» **Work instructions**
Make an exact transcription of the material, leaving out all images.

==== Source data ====

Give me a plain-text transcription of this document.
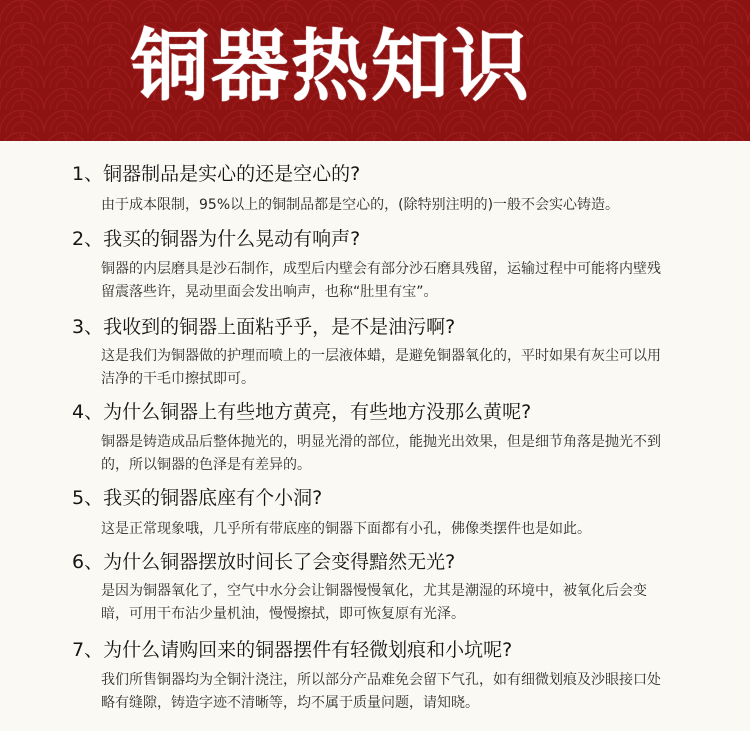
铜器热知识
1、铜器制品是实心的还是空心的?
由于成本限制，95%以上的铜制品都是空心的，(除特别注明的)一般不会实心铸造。
2、我买的铜器为什么晃动有响声?
铜器的内层磨具是沙石制作，成型后内壁会有部分沙石磨具残留，运输过程中可能将内壁残留震落些许，晃动里面会发出响声，也称“肚里有宝”。
3、我收到的铜器上面粘乎乎，是不是油污啊?
这是我们为铜器做的护理而喷上的一层液体蜡，是避免铜器氧化的，平时如果有灰尘可以用洁净的干毛巾擦拭即可。
4、为什么铜器上有些地方黄亮，有些地方没那么黄呢?
铜器是铸造成品后整体抛光的，明显光滑的部位，能抛光出效果，但是细节角落是抛光不到的，所以铜器的色泽是有差异的。
5、我买的铜器底座有个小洞?
这是正常现象哦，几乎所有带底座的铜器下面都有小孔，佛像类摆件也是如此。
6、为什么铜器摆放时间长了会变得黯然无光?
是因为铜器氧化了，空气中水分会让铜器慢慢氧化，尤其是潮湿的环境中，被氧化后会变暗，可用干布沾少量机油，慢慢擦拭，即可恢复原有光泽。
7、为什么请购回来的铜器摆件有轻微划痕和小坑呢?
我们所售铜器均为全铜汁浇注，所以部分产品难免会留下气孔，如有细微划痕及沙眼接口处略有缝隙，铸造字迹不清晰等，均不属于质量问题，请知晓。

====

» **Expected answer**
Give me a plain-text transcription of this document.
铜器热知识
1、铜器制品是实心的还是空心的?
由于成本限制，95%以上的铜制品都是空心的，(除特别注明的)一般不会实心铸造。
2、我买的铜器为什么晃动有响声?
铜器的内层磨具是沙石制作，成型后内壁会有部分沙石磨具残留，运输过程中可能将内壁残留震落些许，晃动里面会发出响声，也称“肚里有宝”。
3、我收到的铜器上面粘乎乎，是不是油污啊?
这是我们为铜器做的护理而喷上的一层液体蜡，是避免铜器氧化的，平时如果有灰尘可以用洁净的干毛巾擦拭即可。
4、为什么铜器上有些地方黄亮，有些地方没那么黄呢?
铜器是铸造成品后整体抛光的，明显光滑的部位，能抛光出效果，但是细节角落是抛光不到的，所以铜器的色泽是有差异的。
5、我买的铜器底座有个小洞?
这是正常现象哦，几乎所有带底座的铜器下面都有小孔，佛像类摆件也是如此。
6、为什么铜器摆放时间长了会变得黯然无光?
是因为铜器氧化了，空气中水分会让铜器慢慢氧化，尤其是潮湿的环境中，被氧化后会变暗，可用干布沾少量机油，慢慢擦拭，即可恢复原有光泽。
7、为什么请购回来的铜器摆件有轻微划痕和小坑呢?
我们所售铜器均为全铜汁浇注，所以部分产品难免会留下气孔，如有细微划痕及沙眼接口处略有缝隙，铸造字迹不清晰等，均不属于质量问题，请知晓。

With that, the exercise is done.